### Do this
Output all records precisely as written.

### Data records
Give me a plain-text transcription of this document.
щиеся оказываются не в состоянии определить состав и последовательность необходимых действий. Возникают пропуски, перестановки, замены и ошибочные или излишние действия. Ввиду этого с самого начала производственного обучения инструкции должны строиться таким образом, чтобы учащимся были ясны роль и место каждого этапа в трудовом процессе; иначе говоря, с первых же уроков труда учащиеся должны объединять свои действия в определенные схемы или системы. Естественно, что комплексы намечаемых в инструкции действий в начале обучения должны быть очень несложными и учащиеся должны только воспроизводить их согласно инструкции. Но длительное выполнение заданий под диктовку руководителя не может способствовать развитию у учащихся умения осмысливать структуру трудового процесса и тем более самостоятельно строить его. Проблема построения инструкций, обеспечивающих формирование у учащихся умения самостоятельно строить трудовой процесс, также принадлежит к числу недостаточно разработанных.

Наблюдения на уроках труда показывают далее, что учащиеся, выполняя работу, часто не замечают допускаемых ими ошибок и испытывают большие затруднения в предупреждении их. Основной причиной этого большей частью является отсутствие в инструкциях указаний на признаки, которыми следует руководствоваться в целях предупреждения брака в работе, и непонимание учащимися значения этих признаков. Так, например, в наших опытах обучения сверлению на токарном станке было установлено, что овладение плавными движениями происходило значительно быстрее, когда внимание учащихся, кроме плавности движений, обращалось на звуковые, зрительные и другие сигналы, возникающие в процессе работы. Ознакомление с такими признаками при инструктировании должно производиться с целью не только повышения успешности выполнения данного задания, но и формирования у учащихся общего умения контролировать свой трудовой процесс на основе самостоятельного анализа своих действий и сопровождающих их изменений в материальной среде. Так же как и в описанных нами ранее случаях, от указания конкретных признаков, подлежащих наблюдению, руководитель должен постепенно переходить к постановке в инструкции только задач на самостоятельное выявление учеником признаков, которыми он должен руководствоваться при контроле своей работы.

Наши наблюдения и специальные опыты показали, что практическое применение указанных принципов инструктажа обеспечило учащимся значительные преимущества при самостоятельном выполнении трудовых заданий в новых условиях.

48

### Exercise response
Give me a plain-text transcription of this document.
щиеся оказываются не в состоянии определить состав и последовательность необходимых действий. Возникают пропуски, перестановки, замены и ошибочные или излишние действия. Ввиду этого с самого начала производственного обучения инструкции должны строиться таким образом, чтобы учащимся были ясны роль и место каждого этапа в трудовом процессе; иначе говоря, с первых же уроков труда учащиеся должны объединять свои действия в определенные схемы или системы. Естественно, что комплексы намечаемых в инструкции действий в начале обучения должны быть очень несложными и учащиеся должны только воспроизводить их согласно инструкции. Но длительное выполнение заданий под диктовку руководителя не может способствовать развитию у учащихся умения осмысливать структуру трудового процесса и тем более самостоятельно строить его. Проблема построения инструкций, обеспечивающих формирование у учащихся умения самостоятельно строить трудовой процесс, также принадлежит к числу недостаточно разработанных.

Наблюдения на уроках труда показывают далее, что учащиеся, выполняя работу, часто не замечают допускаемых ими ошибок и испытывают большие затруднения в предупреждении их. Основной причиной этого большей частью является отсутствие в инструкциях указаний на признаки, которыми следует руководствоваться в целях предупреждения брака в работе, и непонимание учащимися значения этих признаков. Так, например, в наших опытах обучения сверлению на токарном станке было установлено, что овладение плавными движениями происходило значительно быстрее, когда внимание учащихся, кроме плавности движений, обращалось на звуковые, зрительные и другие сигналы, возникающие в процессе работы. Ознакомление с такими признаками при инструктировании должно производиться с целью не только повышения успешности выполнения данного задания, но и формирования у учащихся общего умения контролировать свой трудовой процесс на основе самостоятельного анализа своих действий и сопровождающих их изменений в материальной среде. Так же как и в описанных нами ранее случаях, от указания конкретных признаков, подлежащих наблюдению, руководитель должен постепенно переходить к постановке в инструкции только задач на самостоятельное выявление учеником признаков, которыми он должен руководствоваться при контроле своей работы.

Наши наблюдения и специальные опыты показали, что практическое применение указанных принципов инструктажа обеспечило учащимся значительные преимущества при самостоятельном выполнении трудовых заданий в новых условиях.

48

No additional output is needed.